Task instructions: Return the lines below that carry the word "Repair".

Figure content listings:
● ● ● ● ● ● ●

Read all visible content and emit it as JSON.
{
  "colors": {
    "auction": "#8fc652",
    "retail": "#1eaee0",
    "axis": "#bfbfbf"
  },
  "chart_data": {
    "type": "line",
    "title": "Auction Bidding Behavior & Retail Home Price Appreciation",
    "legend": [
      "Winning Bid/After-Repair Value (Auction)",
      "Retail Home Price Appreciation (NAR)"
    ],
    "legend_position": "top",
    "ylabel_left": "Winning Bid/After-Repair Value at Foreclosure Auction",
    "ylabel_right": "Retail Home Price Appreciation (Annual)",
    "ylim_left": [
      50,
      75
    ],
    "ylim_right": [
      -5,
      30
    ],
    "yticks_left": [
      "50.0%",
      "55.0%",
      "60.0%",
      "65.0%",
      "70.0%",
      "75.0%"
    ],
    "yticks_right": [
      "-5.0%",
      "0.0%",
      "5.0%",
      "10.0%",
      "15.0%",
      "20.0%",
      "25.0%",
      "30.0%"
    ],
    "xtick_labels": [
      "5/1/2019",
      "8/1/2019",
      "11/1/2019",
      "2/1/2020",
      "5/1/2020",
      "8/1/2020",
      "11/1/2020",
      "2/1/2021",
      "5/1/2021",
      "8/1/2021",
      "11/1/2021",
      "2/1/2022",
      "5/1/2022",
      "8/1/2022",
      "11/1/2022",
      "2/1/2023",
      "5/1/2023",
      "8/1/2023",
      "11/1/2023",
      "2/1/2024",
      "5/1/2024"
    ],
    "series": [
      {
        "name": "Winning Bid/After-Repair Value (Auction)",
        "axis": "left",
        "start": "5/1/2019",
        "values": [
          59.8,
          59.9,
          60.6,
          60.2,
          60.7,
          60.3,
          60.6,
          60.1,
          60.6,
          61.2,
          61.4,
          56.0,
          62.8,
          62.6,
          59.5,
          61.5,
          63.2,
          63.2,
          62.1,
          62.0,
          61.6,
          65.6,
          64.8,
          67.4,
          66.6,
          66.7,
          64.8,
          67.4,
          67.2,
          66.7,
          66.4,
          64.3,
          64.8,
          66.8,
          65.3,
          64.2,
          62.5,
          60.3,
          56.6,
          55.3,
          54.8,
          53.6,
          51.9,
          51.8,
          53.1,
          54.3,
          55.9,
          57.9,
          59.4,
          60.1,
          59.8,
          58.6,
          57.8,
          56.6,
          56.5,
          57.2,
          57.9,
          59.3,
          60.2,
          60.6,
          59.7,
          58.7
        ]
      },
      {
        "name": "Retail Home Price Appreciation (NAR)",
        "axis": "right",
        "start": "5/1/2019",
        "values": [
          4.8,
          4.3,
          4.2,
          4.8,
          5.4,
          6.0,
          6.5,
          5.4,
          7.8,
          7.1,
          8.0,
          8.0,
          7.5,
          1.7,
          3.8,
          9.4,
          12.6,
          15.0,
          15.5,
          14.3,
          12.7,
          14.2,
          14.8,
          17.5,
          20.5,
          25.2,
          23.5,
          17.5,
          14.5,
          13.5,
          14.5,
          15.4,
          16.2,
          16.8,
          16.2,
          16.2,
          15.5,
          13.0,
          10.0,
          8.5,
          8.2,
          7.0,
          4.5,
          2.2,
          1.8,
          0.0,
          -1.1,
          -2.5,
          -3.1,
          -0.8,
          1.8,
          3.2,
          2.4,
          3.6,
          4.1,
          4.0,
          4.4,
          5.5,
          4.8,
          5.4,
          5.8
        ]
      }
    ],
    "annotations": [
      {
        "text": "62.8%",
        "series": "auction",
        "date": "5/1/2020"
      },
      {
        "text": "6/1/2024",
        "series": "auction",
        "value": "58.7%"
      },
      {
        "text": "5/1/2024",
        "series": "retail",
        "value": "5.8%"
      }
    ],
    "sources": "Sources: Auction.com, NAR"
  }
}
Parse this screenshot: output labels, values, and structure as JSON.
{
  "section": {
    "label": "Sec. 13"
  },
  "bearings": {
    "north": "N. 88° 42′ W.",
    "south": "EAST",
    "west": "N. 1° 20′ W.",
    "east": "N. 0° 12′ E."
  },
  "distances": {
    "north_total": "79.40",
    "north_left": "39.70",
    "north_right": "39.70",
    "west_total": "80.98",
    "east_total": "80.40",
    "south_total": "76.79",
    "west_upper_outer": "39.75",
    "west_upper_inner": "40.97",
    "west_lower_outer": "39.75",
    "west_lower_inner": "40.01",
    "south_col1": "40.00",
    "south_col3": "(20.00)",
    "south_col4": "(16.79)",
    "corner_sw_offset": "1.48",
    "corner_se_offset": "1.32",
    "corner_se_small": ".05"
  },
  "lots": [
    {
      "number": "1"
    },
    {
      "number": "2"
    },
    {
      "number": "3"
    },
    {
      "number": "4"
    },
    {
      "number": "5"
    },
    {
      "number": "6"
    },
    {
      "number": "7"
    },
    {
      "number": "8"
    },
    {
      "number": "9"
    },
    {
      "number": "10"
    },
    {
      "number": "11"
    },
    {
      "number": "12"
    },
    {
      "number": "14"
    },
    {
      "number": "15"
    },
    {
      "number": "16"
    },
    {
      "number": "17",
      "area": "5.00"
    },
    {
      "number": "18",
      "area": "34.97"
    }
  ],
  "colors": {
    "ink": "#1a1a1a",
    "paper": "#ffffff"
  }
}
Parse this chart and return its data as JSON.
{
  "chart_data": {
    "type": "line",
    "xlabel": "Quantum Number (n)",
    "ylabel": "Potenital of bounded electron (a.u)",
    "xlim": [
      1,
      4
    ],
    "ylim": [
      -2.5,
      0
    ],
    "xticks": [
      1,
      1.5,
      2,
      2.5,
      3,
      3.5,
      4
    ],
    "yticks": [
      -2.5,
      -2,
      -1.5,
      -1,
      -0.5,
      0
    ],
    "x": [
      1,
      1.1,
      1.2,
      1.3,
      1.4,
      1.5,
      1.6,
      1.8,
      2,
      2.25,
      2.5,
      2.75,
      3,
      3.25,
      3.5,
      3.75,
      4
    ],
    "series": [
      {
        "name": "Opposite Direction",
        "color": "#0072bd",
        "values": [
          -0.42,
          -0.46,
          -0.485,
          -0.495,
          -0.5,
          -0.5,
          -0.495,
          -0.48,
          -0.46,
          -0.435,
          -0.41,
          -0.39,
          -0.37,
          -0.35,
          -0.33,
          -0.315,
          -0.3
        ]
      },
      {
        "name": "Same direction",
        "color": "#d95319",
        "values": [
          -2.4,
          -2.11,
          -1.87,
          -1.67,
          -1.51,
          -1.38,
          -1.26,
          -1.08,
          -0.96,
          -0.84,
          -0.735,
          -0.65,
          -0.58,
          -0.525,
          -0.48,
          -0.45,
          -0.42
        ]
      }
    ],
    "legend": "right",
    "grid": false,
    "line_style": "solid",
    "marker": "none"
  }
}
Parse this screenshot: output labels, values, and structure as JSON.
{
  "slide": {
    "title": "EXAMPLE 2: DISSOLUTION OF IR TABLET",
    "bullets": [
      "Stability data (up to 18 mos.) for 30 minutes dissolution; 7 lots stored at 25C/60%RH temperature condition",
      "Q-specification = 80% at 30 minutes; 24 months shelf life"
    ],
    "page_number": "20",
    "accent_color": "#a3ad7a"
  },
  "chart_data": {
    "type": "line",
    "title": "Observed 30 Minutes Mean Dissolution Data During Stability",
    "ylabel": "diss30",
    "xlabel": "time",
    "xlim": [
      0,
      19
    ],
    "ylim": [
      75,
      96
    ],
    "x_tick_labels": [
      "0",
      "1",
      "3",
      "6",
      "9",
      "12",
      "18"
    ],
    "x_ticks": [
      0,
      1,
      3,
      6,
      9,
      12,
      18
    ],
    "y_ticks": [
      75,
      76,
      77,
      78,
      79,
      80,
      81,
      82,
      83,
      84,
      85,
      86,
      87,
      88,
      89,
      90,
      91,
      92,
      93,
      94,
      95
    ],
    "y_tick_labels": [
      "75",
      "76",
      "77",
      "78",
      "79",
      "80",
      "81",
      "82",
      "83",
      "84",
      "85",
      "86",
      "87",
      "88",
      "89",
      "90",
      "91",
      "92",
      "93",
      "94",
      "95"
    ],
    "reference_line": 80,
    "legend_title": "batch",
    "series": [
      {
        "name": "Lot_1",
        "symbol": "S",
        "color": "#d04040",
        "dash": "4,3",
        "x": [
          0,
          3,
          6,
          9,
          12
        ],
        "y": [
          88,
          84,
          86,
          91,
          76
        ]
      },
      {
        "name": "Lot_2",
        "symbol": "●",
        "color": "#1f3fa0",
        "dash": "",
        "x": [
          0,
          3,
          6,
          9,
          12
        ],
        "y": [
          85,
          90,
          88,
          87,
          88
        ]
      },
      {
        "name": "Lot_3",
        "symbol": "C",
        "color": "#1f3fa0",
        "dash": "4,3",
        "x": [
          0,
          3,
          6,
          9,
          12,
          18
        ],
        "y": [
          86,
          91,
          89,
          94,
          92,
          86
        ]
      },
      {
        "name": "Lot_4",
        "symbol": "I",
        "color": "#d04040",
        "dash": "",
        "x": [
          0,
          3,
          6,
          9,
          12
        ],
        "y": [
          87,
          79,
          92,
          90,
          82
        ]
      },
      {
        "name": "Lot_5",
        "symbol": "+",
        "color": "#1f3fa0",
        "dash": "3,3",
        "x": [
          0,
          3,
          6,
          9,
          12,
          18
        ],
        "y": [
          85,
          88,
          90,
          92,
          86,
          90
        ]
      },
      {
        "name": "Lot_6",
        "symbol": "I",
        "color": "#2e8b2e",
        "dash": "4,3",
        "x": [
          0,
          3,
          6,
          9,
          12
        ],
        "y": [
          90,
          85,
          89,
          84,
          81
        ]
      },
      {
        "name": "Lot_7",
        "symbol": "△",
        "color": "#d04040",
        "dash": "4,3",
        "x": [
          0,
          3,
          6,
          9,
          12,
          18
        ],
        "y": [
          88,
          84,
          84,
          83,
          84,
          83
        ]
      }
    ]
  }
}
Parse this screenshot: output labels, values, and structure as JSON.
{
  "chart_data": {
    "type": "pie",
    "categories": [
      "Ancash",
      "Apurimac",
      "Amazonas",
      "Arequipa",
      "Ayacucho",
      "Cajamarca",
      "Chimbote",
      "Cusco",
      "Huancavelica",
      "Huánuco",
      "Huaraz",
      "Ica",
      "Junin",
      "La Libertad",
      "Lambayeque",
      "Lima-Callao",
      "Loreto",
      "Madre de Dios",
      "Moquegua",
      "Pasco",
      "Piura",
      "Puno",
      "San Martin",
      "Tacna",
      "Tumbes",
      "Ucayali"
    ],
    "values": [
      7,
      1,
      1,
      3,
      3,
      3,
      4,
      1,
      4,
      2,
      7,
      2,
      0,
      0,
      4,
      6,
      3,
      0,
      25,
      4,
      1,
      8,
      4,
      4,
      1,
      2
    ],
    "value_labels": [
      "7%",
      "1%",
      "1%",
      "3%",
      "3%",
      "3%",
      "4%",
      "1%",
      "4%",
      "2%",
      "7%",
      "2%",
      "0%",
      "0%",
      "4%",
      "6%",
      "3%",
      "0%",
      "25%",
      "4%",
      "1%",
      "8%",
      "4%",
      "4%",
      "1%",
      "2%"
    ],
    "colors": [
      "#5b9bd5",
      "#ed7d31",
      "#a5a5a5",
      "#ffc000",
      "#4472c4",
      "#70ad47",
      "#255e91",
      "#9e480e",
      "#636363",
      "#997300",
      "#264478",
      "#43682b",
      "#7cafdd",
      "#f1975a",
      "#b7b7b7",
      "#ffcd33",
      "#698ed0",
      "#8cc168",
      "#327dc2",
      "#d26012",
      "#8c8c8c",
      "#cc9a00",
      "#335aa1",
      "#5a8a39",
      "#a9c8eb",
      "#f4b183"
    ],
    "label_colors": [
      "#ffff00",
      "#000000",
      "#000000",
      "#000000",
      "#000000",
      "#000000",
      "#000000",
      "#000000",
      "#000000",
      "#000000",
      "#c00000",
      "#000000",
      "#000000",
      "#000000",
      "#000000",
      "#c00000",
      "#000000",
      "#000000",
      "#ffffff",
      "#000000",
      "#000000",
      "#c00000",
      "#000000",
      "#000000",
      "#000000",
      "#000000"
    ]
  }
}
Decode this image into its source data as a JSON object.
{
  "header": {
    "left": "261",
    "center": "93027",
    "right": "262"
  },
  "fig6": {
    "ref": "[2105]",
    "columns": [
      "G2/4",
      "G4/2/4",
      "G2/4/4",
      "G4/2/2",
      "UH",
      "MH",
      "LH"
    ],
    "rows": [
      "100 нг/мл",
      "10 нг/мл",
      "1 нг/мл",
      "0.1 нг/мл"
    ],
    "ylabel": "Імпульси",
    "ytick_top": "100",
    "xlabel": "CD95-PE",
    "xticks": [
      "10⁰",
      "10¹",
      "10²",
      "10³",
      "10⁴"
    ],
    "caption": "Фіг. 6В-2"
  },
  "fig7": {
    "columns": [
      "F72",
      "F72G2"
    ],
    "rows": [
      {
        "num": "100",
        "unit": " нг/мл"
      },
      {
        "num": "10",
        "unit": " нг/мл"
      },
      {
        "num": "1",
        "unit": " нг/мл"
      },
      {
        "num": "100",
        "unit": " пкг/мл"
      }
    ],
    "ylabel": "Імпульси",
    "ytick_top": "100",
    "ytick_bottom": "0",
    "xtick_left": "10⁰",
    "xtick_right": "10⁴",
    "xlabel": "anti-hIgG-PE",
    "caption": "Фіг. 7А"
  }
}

● ● ● ● ● ● ●

Full answer:
      "Winning Bid/After-Repair Value (Auction)",
    "ylabel_left": "Winning Bid/After-Repair Value at Foreclosure Auction",
        "name": "Winning Bid/After-Repair Value (Auction)",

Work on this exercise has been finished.